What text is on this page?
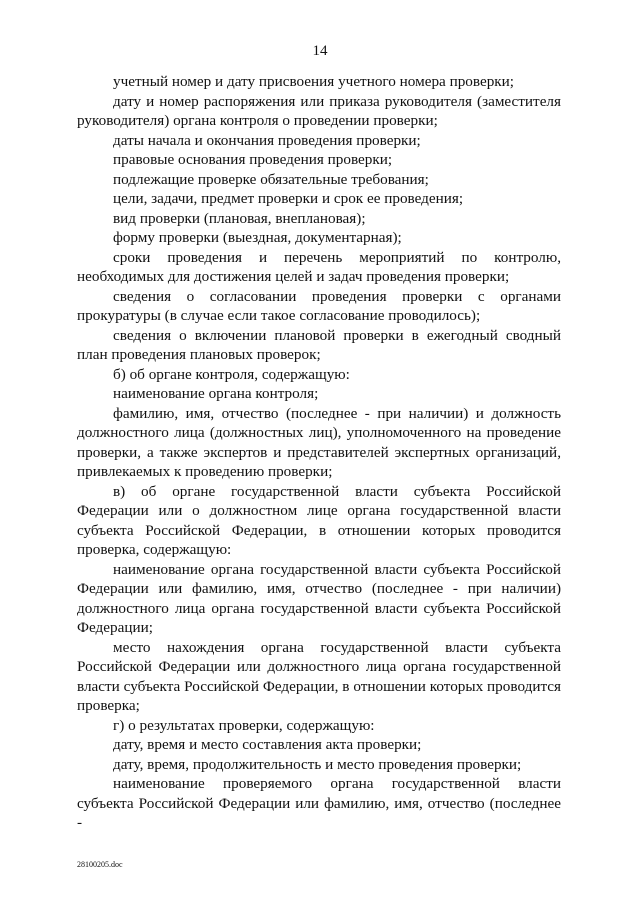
14

учетный номер и дату присвоения учетного номера проверки;

дату и номер распоряжения или приказа руководителя (заместителя руководителя) органа контроля о проведении проверки;

даты начала и окончания проведения проверки;

правовые основания проведения проверки;

подлежащие проверке обязательные требования;

цели, задачи, предмет проверки и срок ее проведения;

вид проверки (плановая, внеплановая);

форму проверки (выездная, документарная);

сроки проведения и перечень мероприятий по контролю, необходимых для достижения целей и задач проведения проверки;

сведения о согласовании проведения проверки с органами прокуратуры (в случае если такое согласование проводилось);

сведения о включении плановой проверки в ежегодный сводный план проведения плановых проверок;

б) об органе контроля, содержащую:

наименование органа контроля;

фамилию, имя, отчество (последнее - при наличии) и должность должностного лица (должностных лиц), уполномоченного на проведение проверки, а также экспертов и представителей экспертных организаций, привлекаемых к проведению проверки;

в) об органе государственной власти субъекта Российской Федерации или о должностном лице органа государственной власти субъекта Российской Федерации, в отношении которых проводится проверка, содержащую:

наименование органа государственной власти субъекта Российской Федерации или фамилию, имя, отчество (последнее - при наличии) должностного лица органа государственной власти субъекта Российской Федерации;

место нахождения органа государственной власти субъекта Российской Федерации или должностного лица органа государственной власти субъекта Российской Федерации, в отношении которых проводится проверка;

г) о результатах проверки, содержащую:

дату, время и место составления акта проверки;

дату, время, продолжительность и место проведения проверки;

наименование проверяемого органа государственной власти субъекта Российской Федерации или фамилию, имя, отчество (последнее -

28100205.doc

○ ○ ○

Gather all lines from the listing above in which "время" occurs.

дату, время и место составления акта проверки;
дату, время, продолжительность и место проведения проверки;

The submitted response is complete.